Reproduce all of the material exactly as shown.

▸ **Records excerpted from a collection**:
• • • • •

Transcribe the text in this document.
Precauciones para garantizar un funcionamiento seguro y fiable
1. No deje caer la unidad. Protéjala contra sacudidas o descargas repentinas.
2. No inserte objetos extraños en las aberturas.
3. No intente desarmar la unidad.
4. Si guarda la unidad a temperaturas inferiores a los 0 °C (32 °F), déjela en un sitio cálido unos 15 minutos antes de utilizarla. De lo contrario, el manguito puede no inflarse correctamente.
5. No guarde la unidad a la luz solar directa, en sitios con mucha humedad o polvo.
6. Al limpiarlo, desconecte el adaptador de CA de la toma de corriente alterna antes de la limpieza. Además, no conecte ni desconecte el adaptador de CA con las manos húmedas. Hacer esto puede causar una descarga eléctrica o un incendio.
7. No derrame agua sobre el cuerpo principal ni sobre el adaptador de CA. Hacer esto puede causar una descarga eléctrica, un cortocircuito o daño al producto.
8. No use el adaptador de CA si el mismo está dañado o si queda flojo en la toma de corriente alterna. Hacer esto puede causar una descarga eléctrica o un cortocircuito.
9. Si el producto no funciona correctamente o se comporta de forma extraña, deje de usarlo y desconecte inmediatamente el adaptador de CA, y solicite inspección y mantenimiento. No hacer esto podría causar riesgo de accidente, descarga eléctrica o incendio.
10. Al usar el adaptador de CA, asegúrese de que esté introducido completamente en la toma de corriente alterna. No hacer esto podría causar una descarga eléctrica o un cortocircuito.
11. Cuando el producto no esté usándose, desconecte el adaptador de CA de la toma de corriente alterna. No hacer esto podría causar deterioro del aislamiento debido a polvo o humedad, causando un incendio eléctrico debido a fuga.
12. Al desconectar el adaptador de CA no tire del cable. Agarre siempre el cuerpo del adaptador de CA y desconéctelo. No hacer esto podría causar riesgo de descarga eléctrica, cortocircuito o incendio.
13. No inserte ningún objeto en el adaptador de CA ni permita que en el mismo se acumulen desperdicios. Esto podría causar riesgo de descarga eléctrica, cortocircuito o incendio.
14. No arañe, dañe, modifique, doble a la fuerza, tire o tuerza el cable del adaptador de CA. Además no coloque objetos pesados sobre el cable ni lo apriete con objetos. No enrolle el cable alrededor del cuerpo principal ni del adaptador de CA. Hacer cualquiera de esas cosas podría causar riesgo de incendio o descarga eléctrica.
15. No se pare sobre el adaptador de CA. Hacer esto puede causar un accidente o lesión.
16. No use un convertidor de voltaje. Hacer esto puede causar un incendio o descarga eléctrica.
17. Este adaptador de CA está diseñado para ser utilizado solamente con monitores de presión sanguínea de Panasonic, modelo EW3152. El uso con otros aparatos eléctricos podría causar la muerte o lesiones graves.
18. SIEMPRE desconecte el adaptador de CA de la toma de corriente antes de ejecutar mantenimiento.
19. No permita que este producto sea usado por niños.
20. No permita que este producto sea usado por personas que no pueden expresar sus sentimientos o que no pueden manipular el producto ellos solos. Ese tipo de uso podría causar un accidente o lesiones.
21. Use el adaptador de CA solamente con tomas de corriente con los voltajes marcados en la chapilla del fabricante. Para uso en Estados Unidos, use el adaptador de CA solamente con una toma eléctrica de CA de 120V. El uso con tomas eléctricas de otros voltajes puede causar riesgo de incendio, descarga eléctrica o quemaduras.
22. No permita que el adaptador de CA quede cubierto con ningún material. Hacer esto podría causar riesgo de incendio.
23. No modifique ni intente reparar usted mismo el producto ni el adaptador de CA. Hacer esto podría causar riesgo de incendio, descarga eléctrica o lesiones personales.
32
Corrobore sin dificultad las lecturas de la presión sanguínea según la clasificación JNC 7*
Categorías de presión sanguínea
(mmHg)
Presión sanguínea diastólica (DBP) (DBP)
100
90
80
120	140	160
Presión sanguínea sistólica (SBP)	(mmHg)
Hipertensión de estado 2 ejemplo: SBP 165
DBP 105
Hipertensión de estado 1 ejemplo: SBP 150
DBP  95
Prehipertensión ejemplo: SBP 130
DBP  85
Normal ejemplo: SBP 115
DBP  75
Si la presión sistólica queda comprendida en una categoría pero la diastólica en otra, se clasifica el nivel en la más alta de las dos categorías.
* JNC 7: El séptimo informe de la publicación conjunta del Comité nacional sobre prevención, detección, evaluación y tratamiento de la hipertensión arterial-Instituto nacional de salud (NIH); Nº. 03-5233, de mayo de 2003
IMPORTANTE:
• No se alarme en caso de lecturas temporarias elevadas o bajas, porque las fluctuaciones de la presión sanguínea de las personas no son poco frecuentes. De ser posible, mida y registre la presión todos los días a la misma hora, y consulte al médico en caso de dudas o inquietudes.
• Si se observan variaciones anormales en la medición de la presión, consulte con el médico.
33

• • • • •

▸ **The output**:
Transcribe the text in this document.
Precauciones para garantizar un funcionamiento seguro y fiable
1. No deje caer la unidad. Protéjala contra sacudidas o descargas repentinas.
2. No inserte objetos extraños en las aberturas.
3. No intente desarmar la unidad.
4. Si guarda la unidad a temperaturas inferiores a los 0 °C (32 °F), déjela en un sitio cálido unos 15 minutos antes de utilizarla. De lo contrario, el manguito puede no inflarse correctamente.
5. No guarde la unidad a la luz solar directa, en sitios con mucha humedad o polvo.
6. Al limpiarlo, desconecte el adaptador de CA de la toma de corriente alterna antes de la limpieza. Además, no conecte ni desconecte el adaptador de CA con las manos húmedas. Hacer esto puede causar una descarga eléctrica o un incendio.
7. No derrame agua sobre el cuerpo principal ni sobre el adaptador de CA. Hacer esto puede causar una descarga eléctrica, un cortocircuito o daño al producto.
8. No use el adaptador de CA si el mismo está dañado o si queda flojo en la toma de corriente alterna. Hacer esto puede causar una descarga eléctrica o un cortocircuito.
9. Si el producto no funciona correctamente o se comporta de forma extraña, deje de usarlo y desconecte inmediatamente el adaptador de CA, y solicite inspección y mantenimiento. No hacer esto podría causar riesgo de accidente, descarga eléctrica o incendio.
10. Al usar el adaptador de CA, asegúrese de que esté introducido completamente en la toma de corriente alterna. No hacer esto podría causar una descarga eléctrica o un cortocircuito.
11. Cuando el producto no esté usándose, desconecte el adaptador de CA de la toma de corriente alterna. No hacer esto podría causar deterioro del aislamiento debido a polvo o humedad, causando un incendio eléctrico debido a fuga.
12. Al desconectar el adaptador de CA no tire del cable. Agarre siempre el cuerpo del adaptador de CA y desconéctelo. No hacer esto podría causar riesgo de descarga eléctrica, cortocircuito o incendio.
13. No inserte ningún objeto en el adaptador de CA ni permita que en el mismo se acumulen desperdicios. Esto podría causar riesgo de descarga eléctrica, cortocircuito o incendio.
14. No arañe, dañe, modifique, doble a la fuerza, tire o tuerza el cable del adaptador de CA. Además no coloque objetos pesados sobre el cable ni lo apriete con objetos. No enrolle el cable alrededor del cuerpo principal ni del adaptador de CA. Hacer cualquiera de esas cosas podría causar riesgo de incendio o descarga eléctrica.
15. No se pare sobre el adaptador de CA. Hacer esto puede causar un accidente o lesión.
16. No use un convertidor de voltaje. Hacer esto puede causar un incendio o descarga eléctrica.
17. Este adaptador de CA está diseñado para ser utilizado solamente con monitores de presión sanguínea de Panasonic, modelo EW3152. El uso con otros aparatos eléctricos podría causar la muerte o lesiones graves.
18. SIEMPRE desconecte el adaptador de CA de la toma de corriente antes de ejecutar mantenimiento.
19. No permita que este producto sea usado por niños.
20. No permita que este producto sea usado por personas que no pueden expresar sus sentimientos o que no pueden manipular el producto ellos solos. Ese tipo de uso podría causar un accidente o lesiones.
21. Use el adaptador de CA solamente con tomas de corriente con los voltajes marcados en la chapilla del fabricante. Para uso en Estados Unidos, use el adaptador de CA solamente con una toma eléctrica de CA de 120V. El uso con tomas eléctricas de otros voltajes puede causar riesgo de incendio, descarga eléctrica o quemaduras.
22. No permita que el adaptador de CA quede cubierto con ningún material. Hacer esto podría causar riesgo de incendio.
23. No modifique ni intente reparar usted mismo el producto ni el adaptador de CA. Hacer esto podría causar riesgo de incendio, descarga eléctrica o lesiones personales.
32
Corrobore sin dificultad las lecturas de la presión sanguínea según la clasificación JNC 7*
Categorías de presión sanguínea
(mmHg)
Presión sanguínea diastólica (DBP) (DBP)
100
90
80
120	140	160
Presión sanguínea sistólica (SBP)	(mmHg)
Hipertensión de estado 2 ejemplo: SBP 165
DBP 105
Hipertensión de estado 1 ejemplo: SBP 150
DBP  95
Prehipertensión ejemplo: SBP 130
DBP  85
Normal ejemplo: SBP 115
DBP  75
Si la presión sistólica queda comprendida en una categoría pero la diastólica en otra, se clasifica el nivel en la más alta de las dos categorías.
* JNC 7: El séptimo informe de la publicación conjunta del Comité nacional sobre prevención, detección, evaluación y tratamiento de la hipertensión arterial-Instituto nacional de salud (NIH); Nº. 03-5233, de mayo de 2003
IMPORTANTE:
• No se alarme en caso de lecturas temporarias elevadas o bajas, porque las fluctuaciones de la presión sanguínea de las personas no son poco frecuentes. De ser posible, mida y registre la presión todos los días a la misma hora, y consulte al médico en caso de dudas o inquietudes.
• Si se observan variaciones anormales en la medición de la presión, consulte con el médico.
33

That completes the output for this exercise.